**Exercise requirements:** Pull every line containing "Соблюдение" from the entries.

**Raw data:**

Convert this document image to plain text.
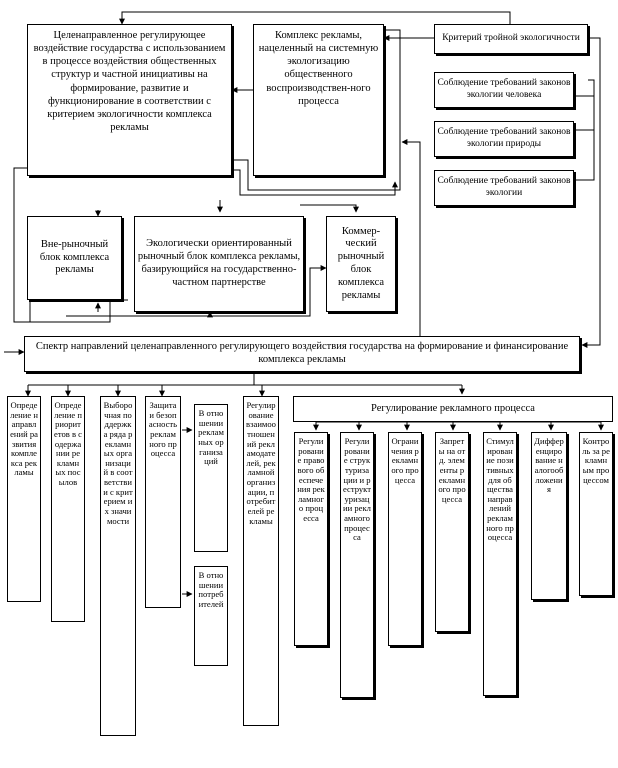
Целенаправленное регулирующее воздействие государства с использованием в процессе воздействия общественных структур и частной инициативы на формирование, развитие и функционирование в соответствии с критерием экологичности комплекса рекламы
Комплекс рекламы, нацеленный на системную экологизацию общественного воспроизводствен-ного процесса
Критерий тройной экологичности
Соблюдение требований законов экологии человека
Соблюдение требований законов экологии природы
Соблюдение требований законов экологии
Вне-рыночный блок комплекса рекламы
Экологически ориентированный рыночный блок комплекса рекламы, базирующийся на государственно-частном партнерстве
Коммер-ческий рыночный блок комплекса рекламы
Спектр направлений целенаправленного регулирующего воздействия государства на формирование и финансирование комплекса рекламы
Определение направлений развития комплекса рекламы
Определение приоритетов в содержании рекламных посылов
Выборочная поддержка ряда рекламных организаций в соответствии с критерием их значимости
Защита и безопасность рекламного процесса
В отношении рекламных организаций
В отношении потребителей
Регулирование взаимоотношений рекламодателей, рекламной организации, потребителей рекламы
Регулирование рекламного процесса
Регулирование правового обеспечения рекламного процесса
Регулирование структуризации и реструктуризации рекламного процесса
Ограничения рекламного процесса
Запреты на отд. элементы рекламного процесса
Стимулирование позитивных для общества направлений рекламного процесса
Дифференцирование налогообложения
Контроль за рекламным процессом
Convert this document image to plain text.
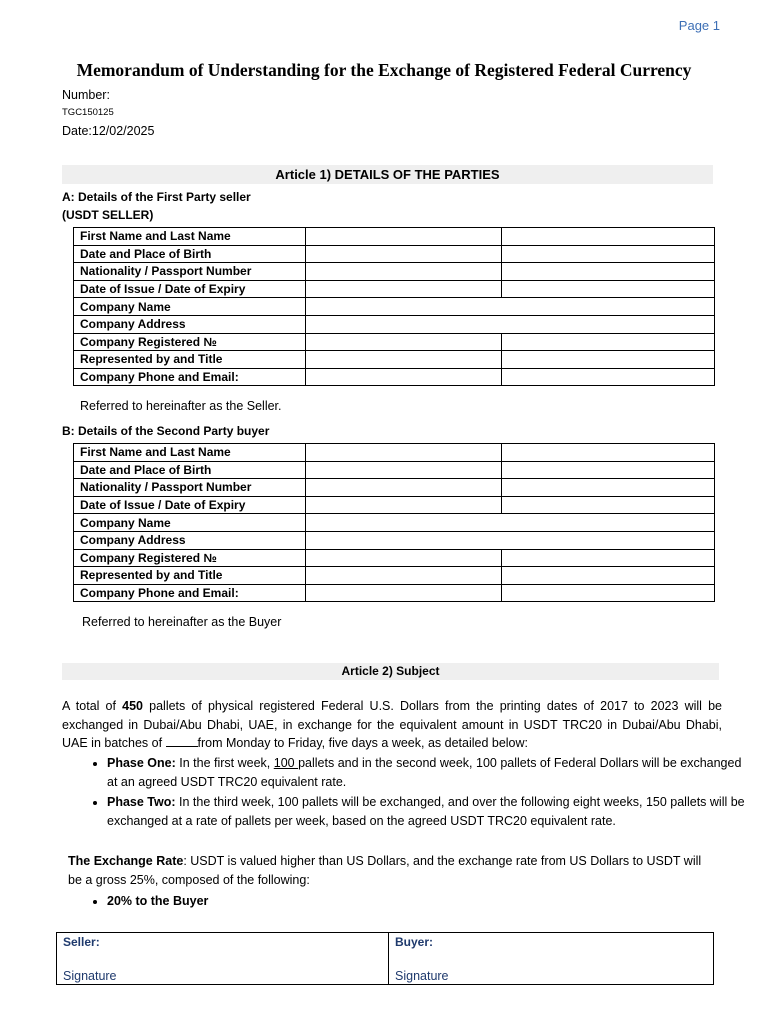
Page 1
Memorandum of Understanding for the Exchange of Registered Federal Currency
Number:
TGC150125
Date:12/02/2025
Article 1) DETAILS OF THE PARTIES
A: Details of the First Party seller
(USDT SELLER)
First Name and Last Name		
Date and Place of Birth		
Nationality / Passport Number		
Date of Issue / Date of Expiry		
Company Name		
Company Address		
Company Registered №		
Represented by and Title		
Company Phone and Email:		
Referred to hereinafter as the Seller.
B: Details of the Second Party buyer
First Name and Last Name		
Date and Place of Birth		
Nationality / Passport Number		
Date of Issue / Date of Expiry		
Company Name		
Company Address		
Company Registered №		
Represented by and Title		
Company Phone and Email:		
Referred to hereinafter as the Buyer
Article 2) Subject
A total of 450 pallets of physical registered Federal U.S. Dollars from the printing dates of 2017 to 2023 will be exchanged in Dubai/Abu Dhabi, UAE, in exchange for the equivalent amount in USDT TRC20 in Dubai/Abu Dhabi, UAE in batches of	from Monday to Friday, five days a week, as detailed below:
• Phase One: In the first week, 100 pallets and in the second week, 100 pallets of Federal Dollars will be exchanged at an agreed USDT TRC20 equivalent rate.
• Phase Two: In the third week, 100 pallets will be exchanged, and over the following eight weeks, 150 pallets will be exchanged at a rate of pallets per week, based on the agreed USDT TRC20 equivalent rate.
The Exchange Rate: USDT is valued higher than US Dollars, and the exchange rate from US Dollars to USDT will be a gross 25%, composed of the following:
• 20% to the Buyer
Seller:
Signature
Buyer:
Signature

**Answer to the problem:**
Соблюдение требований законов экологии человека
Соблюдение требований законов экологии природы
Соблюдение требований законов экологии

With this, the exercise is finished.